** start **

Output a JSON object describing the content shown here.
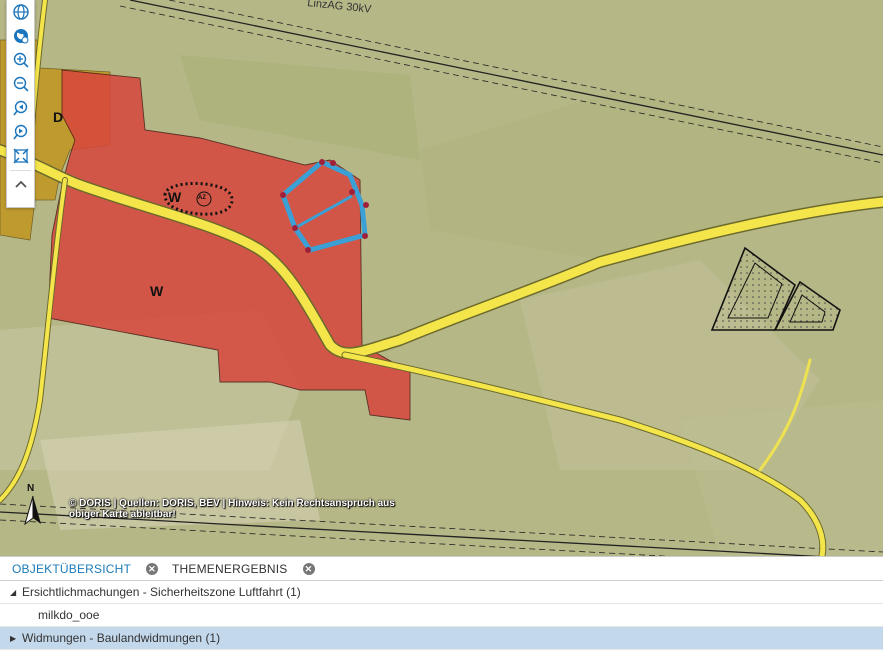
{
  "map": {
    "line_label": "LinzAG 30kV",
    "zone_labels": {
      "d": "D",
      "w_main": "W",
      "w_small": "W",
      "az": "AZ"
    },
    "copyright": "© DORIS | Quellen: DORIS, BEV | Hinweis: Kein Rechtsanspruch aus obiger Karte ableitbar!",
    "north_label": "N",
    "colors": {
      "background": "#b8b889",
      "zone_w": "#d8463c",
      "zone_d": "#c2961c",
      "road": "#f4e64a",
      "selection": "#3aa0d6",
      "vertex": "#a0203a"
    }
  },
  "toolbar": {
    "tools": [
      {
        "name": "globe-icon"
      },
      {
        "name": "globe-locate-icon"
      },
      {
        "name": "zoom-in-icon"
      },
      {
        "name": "zoom-out-icon"
      },
      {
        "name": "zoom-previous-icon"
      },
      {
        "name": "zoom-next-icon"
      },
      {
        "name": "full-extent-icon"
      },
      {
        "name": "collapse-icon"
      }
    ]
  },
  "panel": {
    "tabs": [
      {
        "label": "OBJEKTÜBERSICHT",
        "active": true
      },
      {
        "label": "THEMENERGEBNIS",
        "active": false
      }
    ],
    "rows": [
      {
        "label": "Ersichtlichmachungen - Sicherheitszone Luftfahrt (1)",
        "expanded": true
      },
      {
        "label": "milkdo_ooe"
      },
      {
        "label": "Widmungen - Baulandwidmungen (1)",
        "expanded": false,
        "selected": true
      }
    ]
  }
}
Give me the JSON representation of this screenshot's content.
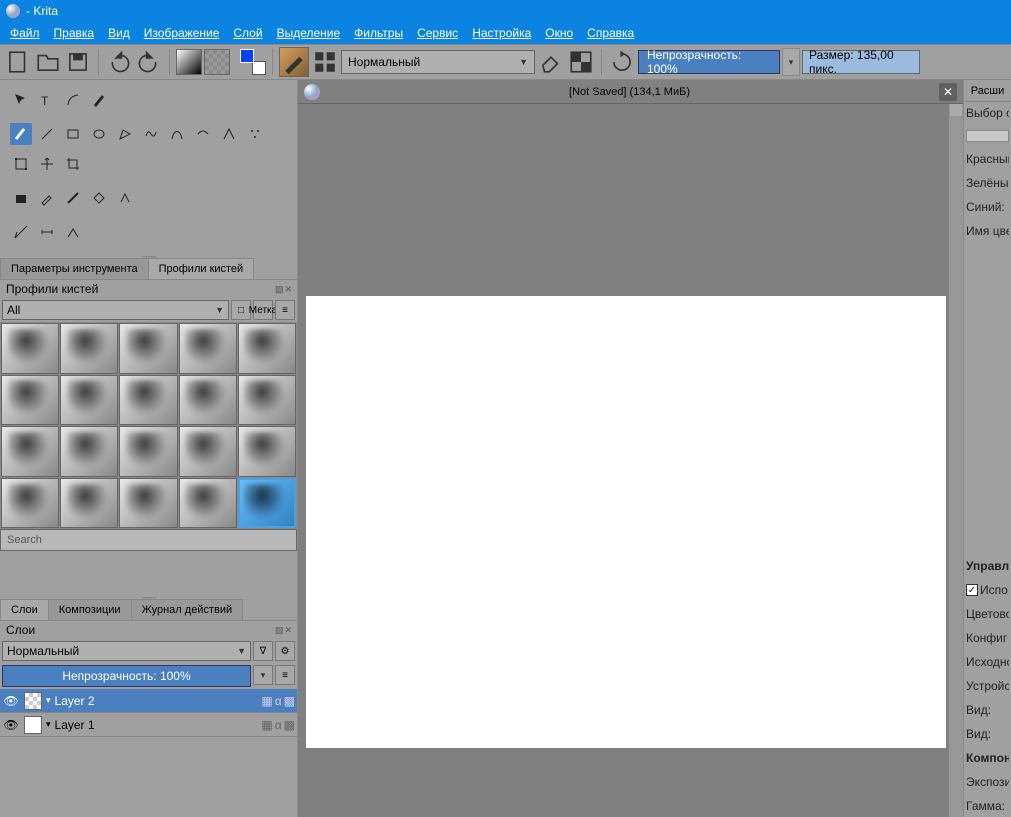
{
  "app": {
    "title": "- Krita"
  },
  "menu": [
    "Файл",
    "Правка",
    "Вид",
    "Изображение",
    "Слой",
    "Выделение",
    "Фильтры",
    "Сервис",
    "Настройка",
    "Окно",
    "Справка"
  ],
  "toolbar": {
    "blend_mode": "Нормальный",
    "opacity_label": "Непрозрачность: 100%",
    "size_label": "Размер: 135,00 пикс."
  },
  "doc": {
    "title": "[Not Saved]  (134,1 МиБ)"
  },
  "left_tabs": {
    "tool_options": "Параметры инструмента",
    "brush_presets": "Профили кистей"
  },
  "brush_panel": {
    "title": "Профили кистей",
    "filter_all": "All",
    "tag_label": "Метка",
    "search_placeholder": "Search"
  },
  "layer_tabs": {
    "layers": "Слои",
    "compositions": "Композиции",
    "history": "Журнал действий"
  },
  "layers": {
    "title": "Слои",
    "blend": "Нормальный",
    "opacity": "Непрозрачность:  100%",
    "items": [
      {
        "name": "Layer 2",
        "selected": true,
        "alpha": true
      },
      {
        "name": "Layer 1",
        "selected": false,
        "alpha": false
      }
    ]
  },
  "right": {
    "advanced_btn": "Расши",
    "color_selector": "Выбор о",
    "red": "Красный",
    "green": "Зелёный",
    "blue": "Синий:",
    "color_name": "Имя цве",
    "mgmt": "Управле",
    "use_env": "Испо",
    "colorspace": "Цветово",
    "config": "Конфиг",
    "source": "Исходно",
    "device": "Устройс",
    "view1": "Вид:",
    "view2": "Вид:",
    "components": "Компоне",
    "exposure": "Экспози",
    "gamma": "Гамма:"
  }
}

** end **

- **GOAL OF THE EXERCISE**: Only the lines from the one containing "Give me the" through the end of the listing are to be quoted, exactly and with both ends included; pictures are left out.

- **WRITTEN SOLUTION**:
Give me the JSON representation of this screenshot's content.
{
  "app": {
    "title": "- Krita"
  },
  "menu": [
    "Файл",
    "Правка",
    "Вид",
    "Изображение",
    "Слой",
    "Выделение",
    "Фильтры",
    "Сервис",
    "Настройка",
    "Окно",
    "Справка"
  ],
  "toolbar": {
    "blend_mode": "Нормальный",
    "opacity_label": "Непрозрачность: 100%",
    "size_label": "Размер: 135,00 пикс."
  },
  "doc": {
    "title": "[Not Saved]  (134,1 МиБ)"
  },
  "left_tabs": {
    "tool_options": "Параметры инструмента",
    "brush_presets": "Профили кистей"
  },
  "brush_panel": {
    "title": "Профили кистей",
    "filter_all": "All",
    "tag_label": "Метка",
    "search_placeholder": "Search"
  },
  "layer_tabs": {
    "layers": "Слои",
    "compositions": "Композиции",
    "history": "Журнал действий"
  },
  "layers": {
    "title": "Слои",
    "blend": "Нормальный",
    "opacity": "Непрозрачность:  100%",
    "items": [
      {
        "name": "Layer 2",
        "selected": true,
        "alpha": true
      },
      {
        "name": "Layer 1",
        "selected": false,
        "alpha": false
      }
    ]
  },
  "right": {
    "advanced_btn": "Расши",
    "color_selector": "Выбор о",
    "red": "Красный",
    "green": "Зелёный",
    "blue": "Синий:",
    "color_name": "Имя цве",
    "mgmt": "Управле",
    "use_env": "Испо",
    "colorspace": "Цветово",
    "config": "Конфиг",
    "source": "Исходно",
    "device": "Устройс",
    "view1": "Вид:",
    "view2": "Вид:",
    "components": "Компоне",
    "exposure": "Экспози",
    "gamma": "Гамма:"
  }
}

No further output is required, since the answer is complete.